[Recorded data]
'''
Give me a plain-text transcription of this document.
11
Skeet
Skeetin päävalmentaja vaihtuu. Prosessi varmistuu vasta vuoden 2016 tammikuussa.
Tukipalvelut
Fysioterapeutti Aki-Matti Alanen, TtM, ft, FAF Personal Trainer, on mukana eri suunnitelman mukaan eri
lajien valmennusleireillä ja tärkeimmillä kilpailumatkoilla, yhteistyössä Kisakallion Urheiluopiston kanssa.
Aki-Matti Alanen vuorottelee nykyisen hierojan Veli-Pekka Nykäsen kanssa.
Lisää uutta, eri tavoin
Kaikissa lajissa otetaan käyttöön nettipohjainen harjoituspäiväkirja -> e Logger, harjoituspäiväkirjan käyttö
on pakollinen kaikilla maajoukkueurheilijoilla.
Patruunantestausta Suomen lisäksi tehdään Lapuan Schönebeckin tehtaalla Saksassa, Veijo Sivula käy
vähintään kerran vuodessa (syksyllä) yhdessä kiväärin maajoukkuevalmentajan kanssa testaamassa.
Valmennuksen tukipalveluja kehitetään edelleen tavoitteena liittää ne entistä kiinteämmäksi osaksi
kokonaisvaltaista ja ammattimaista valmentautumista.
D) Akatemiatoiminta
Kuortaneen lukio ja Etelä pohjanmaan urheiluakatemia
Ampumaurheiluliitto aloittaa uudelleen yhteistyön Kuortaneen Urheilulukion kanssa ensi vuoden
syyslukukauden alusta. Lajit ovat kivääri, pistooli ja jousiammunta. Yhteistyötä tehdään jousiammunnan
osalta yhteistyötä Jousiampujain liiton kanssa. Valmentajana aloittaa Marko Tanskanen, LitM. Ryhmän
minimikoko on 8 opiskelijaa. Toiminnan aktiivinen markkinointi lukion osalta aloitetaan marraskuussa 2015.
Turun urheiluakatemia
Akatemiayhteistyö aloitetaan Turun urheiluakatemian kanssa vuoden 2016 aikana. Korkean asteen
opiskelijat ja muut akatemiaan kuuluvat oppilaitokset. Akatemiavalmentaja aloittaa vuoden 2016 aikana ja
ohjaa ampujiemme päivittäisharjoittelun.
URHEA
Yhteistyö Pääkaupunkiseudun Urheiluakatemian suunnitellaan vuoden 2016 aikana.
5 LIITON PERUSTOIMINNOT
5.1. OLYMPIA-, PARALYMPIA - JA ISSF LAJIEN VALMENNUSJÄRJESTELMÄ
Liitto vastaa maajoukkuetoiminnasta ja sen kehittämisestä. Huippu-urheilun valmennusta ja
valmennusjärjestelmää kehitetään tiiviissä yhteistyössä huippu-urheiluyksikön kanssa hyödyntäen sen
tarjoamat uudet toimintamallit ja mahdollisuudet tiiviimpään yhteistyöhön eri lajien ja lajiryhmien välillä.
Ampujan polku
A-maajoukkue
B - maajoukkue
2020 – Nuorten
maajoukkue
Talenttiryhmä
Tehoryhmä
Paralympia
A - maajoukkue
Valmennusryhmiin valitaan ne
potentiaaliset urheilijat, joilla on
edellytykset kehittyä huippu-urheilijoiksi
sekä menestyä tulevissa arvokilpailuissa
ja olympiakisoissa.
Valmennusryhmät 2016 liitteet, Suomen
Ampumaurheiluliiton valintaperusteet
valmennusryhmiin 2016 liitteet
'''
§ **Exercise brief**
Track down every line with the word "Suomen" and copy it.

§ **Result of the exercise**
Patruunantestausta Suomen lisäksi tehdään Lapuan Schönebeckin tehtaalla Saksassa, Veijo Sivula käy
Valmennusryhmät 2016 liitteet, Suomen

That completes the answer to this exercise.